**Written problem:**
Count how many lines of the listing below contain the string "slide". Reply with the number alone.

Stored data entries:
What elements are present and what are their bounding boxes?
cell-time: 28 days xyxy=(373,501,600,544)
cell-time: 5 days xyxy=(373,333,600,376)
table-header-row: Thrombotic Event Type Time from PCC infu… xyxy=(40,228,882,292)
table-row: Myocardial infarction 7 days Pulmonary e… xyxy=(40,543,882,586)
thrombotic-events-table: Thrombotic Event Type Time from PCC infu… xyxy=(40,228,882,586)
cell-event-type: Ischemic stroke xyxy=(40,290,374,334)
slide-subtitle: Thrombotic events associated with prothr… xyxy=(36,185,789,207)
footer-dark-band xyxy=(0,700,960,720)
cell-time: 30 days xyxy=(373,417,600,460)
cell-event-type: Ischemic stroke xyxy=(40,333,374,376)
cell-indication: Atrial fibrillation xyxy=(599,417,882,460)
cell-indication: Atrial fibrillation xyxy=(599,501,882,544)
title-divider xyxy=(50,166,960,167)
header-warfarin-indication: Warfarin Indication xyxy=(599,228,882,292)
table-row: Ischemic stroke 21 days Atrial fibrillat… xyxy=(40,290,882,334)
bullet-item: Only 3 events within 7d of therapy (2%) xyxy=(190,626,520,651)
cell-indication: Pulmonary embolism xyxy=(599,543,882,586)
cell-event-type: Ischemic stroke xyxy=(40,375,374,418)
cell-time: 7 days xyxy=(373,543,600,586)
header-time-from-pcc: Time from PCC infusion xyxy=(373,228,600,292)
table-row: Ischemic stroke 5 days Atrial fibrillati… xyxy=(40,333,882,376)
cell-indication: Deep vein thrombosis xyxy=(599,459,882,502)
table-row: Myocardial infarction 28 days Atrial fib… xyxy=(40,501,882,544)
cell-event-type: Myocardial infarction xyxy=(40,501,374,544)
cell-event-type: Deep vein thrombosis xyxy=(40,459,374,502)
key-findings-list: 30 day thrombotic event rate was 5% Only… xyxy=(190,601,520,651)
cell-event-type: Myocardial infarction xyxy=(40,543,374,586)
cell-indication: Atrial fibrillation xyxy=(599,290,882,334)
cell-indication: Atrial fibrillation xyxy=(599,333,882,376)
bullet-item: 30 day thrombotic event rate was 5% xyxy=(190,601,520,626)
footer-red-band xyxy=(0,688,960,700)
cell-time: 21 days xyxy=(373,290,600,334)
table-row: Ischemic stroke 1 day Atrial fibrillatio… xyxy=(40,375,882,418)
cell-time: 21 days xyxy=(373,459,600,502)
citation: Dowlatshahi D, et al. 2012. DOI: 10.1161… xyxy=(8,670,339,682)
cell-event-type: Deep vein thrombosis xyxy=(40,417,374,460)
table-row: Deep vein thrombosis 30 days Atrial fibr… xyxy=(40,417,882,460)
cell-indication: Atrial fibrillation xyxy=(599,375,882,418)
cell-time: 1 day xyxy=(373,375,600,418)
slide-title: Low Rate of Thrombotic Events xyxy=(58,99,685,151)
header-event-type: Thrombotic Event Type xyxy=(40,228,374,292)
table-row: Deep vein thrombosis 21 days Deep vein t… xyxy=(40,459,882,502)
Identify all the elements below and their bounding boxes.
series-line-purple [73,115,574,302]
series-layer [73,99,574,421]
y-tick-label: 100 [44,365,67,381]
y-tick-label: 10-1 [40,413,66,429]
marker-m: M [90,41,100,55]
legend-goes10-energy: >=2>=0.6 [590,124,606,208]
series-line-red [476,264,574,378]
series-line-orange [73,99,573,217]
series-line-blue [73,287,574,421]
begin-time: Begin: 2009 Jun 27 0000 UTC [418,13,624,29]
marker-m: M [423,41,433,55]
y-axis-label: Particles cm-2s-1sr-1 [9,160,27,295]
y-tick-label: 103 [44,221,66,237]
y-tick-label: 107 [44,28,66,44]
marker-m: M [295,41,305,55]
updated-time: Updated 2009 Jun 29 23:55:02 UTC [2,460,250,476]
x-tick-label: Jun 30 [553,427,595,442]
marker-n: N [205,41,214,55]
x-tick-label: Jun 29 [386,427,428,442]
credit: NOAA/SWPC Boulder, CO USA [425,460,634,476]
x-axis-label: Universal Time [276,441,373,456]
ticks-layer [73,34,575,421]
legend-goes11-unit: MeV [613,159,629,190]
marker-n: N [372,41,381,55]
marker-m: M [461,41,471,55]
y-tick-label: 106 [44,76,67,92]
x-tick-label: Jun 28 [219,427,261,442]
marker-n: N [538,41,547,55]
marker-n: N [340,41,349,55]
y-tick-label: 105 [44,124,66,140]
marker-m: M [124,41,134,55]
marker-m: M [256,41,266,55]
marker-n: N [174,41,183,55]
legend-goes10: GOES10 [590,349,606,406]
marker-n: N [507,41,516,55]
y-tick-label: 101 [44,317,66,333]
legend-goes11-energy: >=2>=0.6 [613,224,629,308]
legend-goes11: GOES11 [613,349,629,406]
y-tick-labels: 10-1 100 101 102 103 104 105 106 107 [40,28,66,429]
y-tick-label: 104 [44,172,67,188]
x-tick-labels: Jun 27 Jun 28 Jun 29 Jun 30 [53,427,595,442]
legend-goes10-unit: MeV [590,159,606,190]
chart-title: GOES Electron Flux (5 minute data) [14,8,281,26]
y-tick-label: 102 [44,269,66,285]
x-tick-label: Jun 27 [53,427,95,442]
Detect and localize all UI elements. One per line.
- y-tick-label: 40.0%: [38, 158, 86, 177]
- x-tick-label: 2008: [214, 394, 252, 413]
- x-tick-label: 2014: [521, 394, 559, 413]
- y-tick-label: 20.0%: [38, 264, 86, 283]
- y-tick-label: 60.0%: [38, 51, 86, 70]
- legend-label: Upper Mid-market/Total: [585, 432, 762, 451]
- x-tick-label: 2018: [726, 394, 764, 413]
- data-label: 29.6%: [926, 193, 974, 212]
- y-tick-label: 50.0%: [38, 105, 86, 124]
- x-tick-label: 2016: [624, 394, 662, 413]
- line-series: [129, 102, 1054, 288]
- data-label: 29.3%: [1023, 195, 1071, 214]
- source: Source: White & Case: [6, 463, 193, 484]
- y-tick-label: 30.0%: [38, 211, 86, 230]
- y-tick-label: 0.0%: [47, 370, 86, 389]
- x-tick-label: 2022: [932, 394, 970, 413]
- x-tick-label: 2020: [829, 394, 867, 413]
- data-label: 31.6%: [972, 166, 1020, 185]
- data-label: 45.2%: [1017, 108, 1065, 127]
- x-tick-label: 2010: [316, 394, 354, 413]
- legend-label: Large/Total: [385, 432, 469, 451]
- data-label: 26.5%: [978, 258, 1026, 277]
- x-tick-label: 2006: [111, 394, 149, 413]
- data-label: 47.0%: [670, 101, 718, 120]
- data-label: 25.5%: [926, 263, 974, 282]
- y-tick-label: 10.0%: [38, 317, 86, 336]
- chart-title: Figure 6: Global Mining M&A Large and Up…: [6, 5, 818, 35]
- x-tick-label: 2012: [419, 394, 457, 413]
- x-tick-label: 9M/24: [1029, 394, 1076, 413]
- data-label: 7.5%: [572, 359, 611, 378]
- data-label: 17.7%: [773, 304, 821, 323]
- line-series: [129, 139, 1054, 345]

**Solution:**
2